◆ Short exercise
Filter the records below for the word "true". Copy each line that holds it.

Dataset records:
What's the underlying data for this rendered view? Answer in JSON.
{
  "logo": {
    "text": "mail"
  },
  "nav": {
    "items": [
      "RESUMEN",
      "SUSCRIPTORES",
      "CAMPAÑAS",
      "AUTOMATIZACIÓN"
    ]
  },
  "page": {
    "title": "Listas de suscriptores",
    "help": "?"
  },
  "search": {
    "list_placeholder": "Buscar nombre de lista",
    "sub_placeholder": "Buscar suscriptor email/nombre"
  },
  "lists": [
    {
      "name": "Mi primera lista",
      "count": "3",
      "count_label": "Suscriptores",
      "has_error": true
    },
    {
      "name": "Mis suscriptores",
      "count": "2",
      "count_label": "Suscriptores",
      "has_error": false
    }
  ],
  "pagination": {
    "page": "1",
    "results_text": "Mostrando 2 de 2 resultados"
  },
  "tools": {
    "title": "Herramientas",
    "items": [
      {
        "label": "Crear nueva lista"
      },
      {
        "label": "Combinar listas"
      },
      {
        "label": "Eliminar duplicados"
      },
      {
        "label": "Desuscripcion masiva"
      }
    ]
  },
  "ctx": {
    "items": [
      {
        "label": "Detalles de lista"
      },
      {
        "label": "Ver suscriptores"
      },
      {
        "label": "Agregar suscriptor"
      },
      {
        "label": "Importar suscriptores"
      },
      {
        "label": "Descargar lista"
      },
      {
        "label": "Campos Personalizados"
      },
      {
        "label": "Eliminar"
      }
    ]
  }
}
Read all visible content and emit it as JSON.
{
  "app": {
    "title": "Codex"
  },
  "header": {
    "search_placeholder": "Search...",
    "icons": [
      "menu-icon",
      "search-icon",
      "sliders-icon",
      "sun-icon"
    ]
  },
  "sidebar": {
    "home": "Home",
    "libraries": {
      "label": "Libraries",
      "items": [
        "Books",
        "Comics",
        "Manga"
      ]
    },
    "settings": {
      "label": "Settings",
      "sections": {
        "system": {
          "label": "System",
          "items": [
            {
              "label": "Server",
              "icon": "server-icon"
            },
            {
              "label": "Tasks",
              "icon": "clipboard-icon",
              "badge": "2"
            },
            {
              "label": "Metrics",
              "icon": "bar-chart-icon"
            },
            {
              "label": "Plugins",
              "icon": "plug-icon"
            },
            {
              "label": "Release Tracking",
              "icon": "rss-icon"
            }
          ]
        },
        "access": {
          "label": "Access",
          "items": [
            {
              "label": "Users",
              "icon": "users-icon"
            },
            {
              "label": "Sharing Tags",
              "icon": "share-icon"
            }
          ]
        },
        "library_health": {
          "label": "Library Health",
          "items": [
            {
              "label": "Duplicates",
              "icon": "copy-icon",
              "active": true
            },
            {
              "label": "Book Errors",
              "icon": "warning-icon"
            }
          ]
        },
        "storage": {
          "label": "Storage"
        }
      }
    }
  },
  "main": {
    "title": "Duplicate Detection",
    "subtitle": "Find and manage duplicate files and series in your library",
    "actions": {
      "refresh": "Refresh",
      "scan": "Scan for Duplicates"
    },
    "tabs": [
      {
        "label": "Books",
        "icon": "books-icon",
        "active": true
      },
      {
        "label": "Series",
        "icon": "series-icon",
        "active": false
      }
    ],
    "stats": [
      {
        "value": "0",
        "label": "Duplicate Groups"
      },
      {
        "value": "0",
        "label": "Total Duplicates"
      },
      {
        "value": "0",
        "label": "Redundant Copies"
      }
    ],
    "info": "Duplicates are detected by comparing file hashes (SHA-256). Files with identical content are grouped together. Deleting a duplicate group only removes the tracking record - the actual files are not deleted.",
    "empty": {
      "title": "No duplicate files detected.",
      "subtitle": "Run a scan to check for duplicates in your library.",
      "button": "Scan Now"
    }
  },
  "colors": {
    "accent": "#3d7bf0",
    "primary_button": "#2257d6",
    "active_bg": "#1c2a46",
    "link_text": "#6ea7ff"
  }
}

◆ In response
      "has_error": true
              "active": true
        "active": true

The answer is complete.